# [TASK BRIEF]
Look for the string "Augustin" and copy every line that has it.

# [ENTRIES PROVIDED]
━━━
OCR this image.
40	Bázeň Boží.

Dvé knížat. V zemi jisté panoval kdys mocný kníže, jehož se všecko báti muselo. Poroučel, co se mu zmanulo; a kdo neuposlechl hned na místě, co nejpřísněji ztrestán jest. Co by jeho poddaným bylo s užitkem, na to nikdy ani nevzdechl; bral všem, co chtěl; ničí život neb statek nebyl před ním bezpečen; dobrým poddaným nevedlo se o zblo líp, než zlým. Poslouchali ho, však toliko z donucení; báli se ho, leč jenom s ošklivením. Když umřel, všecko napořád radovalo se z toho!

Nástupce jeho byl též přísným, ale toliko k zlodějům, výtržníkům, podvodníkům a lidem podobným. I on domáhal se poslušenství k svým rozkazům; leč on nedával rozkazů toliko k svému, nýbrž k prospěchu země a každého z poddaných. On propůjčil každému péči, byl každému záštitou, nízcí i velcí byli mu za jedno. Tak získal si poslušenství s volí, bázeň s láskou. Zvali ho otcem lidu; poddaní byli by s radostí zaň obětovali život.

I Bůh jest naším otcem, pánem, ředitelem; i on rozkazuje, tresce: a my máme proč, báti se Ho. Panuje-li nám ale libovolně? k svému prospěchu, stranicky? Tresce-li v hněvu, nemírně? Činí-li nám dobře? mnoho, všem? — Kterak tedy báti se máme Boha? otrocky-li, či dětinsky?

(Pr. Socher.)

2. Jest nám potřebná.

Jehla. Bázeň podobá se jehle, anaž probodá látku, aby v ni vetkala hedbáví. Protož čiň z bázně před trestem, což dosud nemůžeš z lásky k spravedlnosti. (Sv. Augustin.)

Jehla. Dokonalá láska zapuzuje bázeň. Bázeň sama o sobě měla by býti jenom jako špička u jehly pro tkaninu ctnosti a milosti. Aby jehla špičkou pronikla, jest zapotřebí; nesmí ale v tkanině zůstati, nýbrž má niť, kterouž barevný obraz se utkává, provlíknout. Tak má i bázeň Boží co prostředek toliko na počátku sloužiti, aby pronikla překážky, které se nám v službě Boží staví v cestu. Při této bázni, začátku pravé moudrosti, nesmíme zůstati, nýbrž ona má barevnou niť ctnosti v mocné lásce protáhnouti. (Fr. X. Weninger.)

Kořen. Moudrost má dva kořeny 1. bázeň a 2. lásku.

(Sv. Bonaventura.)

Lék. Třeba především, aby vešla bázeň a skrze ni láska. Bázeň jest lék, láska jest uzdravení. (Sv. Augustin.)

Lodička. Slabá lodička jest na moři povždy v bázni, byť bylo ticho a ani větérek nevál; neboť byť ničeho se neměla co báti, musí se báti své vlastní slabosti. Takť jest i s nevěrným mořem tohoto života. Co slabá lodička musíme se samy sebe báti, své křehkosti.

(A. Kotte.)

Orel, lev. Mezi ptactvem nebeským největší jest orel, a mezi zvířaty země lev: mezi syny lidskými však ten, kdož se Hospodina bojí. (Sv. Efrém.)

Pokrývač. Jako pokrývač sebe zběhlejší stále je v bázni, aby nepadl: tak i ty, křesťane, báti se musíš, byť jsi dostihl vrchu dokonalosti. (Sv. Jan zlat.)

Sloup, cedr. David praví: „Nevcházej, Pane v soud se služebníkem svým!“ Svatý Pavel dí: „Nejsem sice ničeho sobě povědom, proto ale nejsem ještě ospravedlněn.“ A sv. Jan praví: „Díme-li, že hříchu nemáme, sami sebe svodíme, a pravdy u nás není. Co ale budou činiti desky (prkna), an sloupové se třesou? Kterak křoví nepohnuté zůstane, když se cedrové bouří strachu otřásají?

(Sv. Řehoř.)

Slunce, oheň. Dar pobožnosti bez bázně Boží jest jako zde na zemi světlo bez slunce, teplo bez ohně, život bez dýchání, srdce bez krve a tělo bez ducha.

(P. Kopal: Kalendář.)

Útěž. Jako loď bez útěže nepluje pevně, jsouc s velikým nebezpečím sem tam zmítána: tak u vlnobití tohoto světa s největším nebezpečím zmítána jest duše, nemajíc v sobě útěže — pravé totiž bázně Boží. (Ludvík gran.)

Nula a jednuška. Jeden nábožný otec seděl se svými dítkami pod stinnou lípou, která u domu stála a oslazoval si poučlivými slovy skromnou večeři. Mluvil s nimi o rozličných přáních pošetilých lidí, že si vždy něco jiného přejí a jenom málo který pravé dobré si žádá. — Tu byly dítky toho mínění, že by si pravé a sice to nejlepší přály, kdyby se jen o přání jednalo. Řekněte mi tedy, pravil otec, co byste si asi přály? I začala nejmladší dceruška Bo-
━━━
# [FINAL ANSWER]
Jehla. Bázeň podobá se jehle, anaž probodá látku, aby v ni vetkala hedbáví. Protož čiň z bázně před trestem, což dosud nemůžeš z lásky k spravedlnosti. (Sv. Augustin.)
Lék. Třeba především, aby vešla bázeň a skrze ni láska. Bázeň jest lék, láska jest uzdravení. (Sv. Augustin.)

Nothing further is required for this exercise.